Aim of the task
Copy out every line of the records below without changing anything.

[Extracted records]
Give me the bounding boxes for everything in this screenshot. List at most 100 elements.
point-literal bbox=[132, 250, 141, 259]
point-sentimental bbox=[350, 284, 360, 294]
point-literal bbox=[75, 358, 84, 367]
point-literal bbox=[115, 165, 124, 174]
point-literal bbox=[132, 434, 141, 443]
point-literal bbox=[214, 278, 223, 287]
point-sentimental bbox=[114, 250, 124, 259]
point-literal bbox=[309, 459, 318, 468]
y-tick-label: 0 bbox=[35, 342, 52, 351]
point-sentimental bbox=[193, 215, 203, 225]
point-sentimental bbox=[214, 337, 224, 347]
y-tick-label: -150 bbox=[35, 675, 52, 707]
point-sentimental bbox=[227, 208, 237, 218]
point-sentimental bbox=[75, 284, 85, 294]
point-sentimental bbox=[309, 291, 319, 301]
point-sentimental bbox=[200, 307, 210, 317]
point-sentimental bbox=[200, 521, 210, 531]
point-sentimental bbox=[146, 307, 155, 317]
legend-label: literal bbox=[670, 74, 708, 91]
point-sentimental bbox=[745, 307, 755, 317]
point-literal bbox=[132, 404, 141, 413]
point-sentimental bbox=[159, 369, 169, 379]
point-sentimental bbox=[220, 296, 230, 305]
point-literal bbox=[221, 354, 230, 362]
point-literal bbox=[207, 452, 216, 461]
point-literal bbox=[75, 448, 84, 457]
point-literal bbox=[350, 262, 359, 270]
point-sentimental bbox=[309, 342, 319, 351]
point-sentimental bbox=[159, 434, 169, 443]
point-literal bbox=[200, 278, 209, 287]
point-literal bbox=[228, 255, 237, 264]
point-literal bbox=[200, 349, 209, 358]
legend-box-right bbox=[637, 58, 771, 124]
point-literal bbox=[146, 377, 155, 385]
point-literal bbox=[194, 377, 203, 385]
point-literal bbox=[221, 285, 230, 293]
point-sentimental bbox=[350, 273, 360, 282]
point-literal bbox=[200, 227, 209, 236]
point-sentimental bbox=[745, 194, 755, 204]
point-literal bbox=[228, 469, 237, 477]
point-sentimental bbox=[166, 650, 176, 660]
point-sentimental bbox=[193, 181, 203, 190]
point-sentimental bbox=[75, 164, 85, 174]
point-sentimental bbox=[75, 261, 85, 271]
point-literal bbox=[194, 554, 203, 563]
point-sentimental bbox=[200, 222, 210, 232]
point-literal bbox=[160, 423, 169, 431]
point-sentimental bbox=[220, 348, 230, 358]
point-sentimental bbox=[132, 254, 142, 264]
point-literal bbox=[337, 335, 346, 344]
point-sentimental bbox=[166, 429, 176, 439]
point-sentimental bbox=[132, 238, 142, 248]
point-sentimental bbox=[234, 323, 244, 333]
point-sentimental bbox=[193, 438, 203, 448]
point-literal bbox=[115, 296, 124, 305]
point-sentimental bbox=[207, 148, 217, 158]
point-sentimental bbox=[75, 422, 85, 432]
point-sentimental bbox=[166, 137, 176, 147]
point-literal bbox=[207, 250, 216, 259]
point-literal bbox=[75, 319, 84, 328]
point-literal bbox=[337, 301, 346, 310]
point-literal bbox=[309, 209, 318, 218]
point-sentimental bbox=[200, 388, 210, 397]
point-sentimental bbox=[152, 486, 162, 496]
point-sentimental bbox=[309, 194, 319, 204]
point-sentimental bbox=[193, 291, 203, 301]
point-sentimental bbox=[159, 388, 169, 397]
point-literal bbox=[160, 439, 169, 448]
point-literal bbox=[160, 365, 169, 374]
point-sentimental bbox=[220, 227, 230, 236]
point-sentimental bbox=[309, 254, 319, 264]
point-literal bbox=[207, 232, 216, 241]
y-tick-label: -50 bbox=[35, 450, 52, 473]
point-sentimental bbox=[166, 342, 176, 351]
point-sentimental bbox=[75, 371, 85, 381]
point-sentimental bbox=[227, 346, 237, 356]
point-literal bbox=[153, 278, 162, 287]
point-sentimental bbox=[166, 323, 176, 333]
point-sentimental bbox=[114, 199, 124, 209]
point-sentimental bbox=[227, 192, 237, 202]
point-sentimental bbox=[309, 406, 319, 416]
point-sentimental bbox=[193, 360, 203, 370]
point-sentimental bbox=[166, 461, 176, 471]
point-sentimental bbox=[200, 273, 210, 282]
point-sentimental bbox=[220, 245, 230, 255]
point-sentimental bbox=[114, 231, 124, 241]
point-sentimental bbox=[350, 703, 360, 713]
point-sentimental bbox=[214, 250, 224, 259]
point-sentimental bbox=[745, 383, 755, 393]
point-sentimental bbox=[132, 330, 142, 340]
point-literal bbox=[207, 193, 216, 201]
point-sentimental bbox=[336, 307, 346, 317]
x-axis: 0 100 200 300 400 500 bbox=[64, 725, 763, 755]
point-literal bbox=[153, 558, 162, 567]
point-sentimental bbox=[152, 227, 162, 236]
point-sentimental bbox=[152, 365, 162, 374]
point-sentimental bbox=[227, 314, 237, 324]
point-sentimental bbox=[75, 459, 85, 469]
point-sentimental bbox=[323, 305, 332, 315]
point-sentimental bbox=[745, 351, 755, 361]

Exercise response
Give me the bounding boxes for everything in this screenshot. List at most 100 elements.
point-literal bbox=[132, 250, 141, 259]
point-sentimental bbox=[350, 284, 360, 294]
point-literal bbox=[75, 358, 84, 367]
point-literal bbox=[115, 165, 124, 174]
point-literal bbox=[132, 434, 141, 443]
point-literal bbox=[214, 278, 223, 287]
point-sentimental bbox=[114, 250, 124, 259]
point-literal bbox=[309, 459, 318, 468]
y-tick-label: 0 bbox=[35, 342, 52, 351]
point-sentimental bbox=[193, 215, 203, 225]
point-sentimental bbox=[214, 337, 224, 347]
y-tick-label: -150 bbox=[35, 675, 52, 707]
point-sentimental bbox=[227, 208, 237, 218]
point-sentimental bbox=[75, 284, 85, 294]
point-sentimental bbox=[309, 291, 319, 301]
point-sentimental bbox=[200, 307, 210, 317]
point-sentimental bbox=[200, 521, 210, 531]
point-sentimental bbox=[146, 307, 155, 317]
legend-label: literal bbox=[670, 74, 708, 91]
point-sentimental bbox=[745, 307, 755, 317]
point-literal bbox=[132, 404, 141, 413]
point-sentimental bbox=[159, 369, 169, 379]
point-sentimental bbox=[220, 296, 230, 305]
point-literal bbox=[221, 354, 230, 362]
point-literal bbox=[207, 452, 216, 461]
point-literal bbox=[75, 448, 84, 457]
point-literal bbox=[350, 262, 359, 270]
point-sentimental bbox=[309, 342, 319, 351]
point-sentimental bbox=[159, 434, 169, 443]
point-literal bbox=[200, 278, 209, 287]
point-literal bbox=[228, 255, 237, 264]
point-literal bbox=[200, 349, 209, 358]
legend-box-right bbox=[637, 58, 771, 124]
point-literal bbox=[146, 377, 155, 385]
point-literal bbox=[194, 377, 203, 385]
point-literal bbox=[221, 285, 230, 293]
point-sentimental bbox=[350, 273, 360, 282]
point-literal bbox=[200, 227, 209, 236]
point-sentimental bbox=[745, 194, 755, 204]
point-literal bbox=[228, 469, 237, 477]
point-sentimental bbox=[166, 650, 176, 660]
point-sentimental bbox=[193, 181, 203, 190]
point-sentimental bbox=[75, 164, 85, 174]
point-sentimental bbox=[75, 261, 85, 271]
point-literal bbox=[194, 554, 203, 563]
point-sentimental bbox=[200, 222, 210, 232]
point-literal bbox=[160, 423, 169, 431]
point-sentimental bbox=[220, 348, 230, 358]
point-sentimental bbox=[132, 254, 142, 264]
point-literal bbox=[337, 335, 346, 344]
point-sentimental bbox=[166, 429, 176, 439]
point-sentimental bbox=[132, 238, 142, 248]
point-sentimental bbox=[234, 323, 244, 333]
point-sentimental bbox=[193, 438, 203, 448]
point-literal bbox=[115, 296, 124, 305]
point-sentimental bbox=[207, 148, 217, 158]
point-sentimental bbox=[75, 422, 85, 432]
point-sentimental bbox=[166, 137, 176, 147]
point-literal bbox=[207, 250, 216, 259]
point-literal bbox=[75, 319, 84, 328]
point-literal bbox=[337, 301, 346, 310]
point-literal bbox=[309, 209, 318, 218]
point-sentimental bbox=[200, 388, 210, 397]
point-sentimental bbox=[152, 486, 162, 496]
point-sentimental bbox=[309, 194, 319, 204]
point-sentimental bbox=[193, 291, 203, 301]
point-sentimental bbox=[159, 388, 169, 397]
point-literal bbox=[160, 439, 169, 448]
point-literal bbox=[160, 365, 169, 374]
point-sentimental bbox=[220, 227, 230, 236]
point-sentimental bbox=[309, 254, 319, 264]
point-literal bbox=[207, 232, 216, 241]
y-tick-label: -50 bbox=[35, 450, 52, 473]
point-sentimental bbox=[166, 342, 176, 351]
point-sentimental bbox=[75, 371, 85, 381]
point-sentimental bbox=[227, 346, 237, 356]
point-literal bbox=[153, 278, 162, 287]
point-sentimental bbox=[166, 323, 176, 333]
point-sentimental bbox=[114, 199, 124, 209]
point-sentimental bbox=[227, 192, 237, 202]
point-sentimental bbox=[309, 406, 319, 416]
point-sentimental bbox=[193, 360, 203, 370]
point-sentimental bbox=[166, 461, 176, 471]
point-sentimental bbox=[200, 273, 210, 282]
point-sentimental bbox=[220, 245, 230, 255]
point-sentimental bbox=[114, 231, 124, 241]
point-sentimental bbox=[350, 703, 360, 713]
point-sentimental bbox=[214, 250, 224, 259]
point-sentimental bbox=[745, 383, 755, 393]
point-sentimental bbox=[132, 330, 142, 340]
point-literal bbox=[207, 193, 216, 201]
point-sentimental bbox=[336, 307, 346, 317]
x-axis: 0 100 200 300 400 500 bbox=[64, 725, 763, 755]
point-literal bbox=[153, 558, 162, 567]
point-sentimental bbox=[152, 227, 162, 236]
point-sentimental bbox=[152, 365, 162, 374]
point-sentimental bbox=[227, 314, 237, 324]
point-sentimental bbox=[75, 459, 85, 469]
point-sentimental bbox=[323, 305, 332, 315]
point-sentimental bbox=[745, 351, 755, 361]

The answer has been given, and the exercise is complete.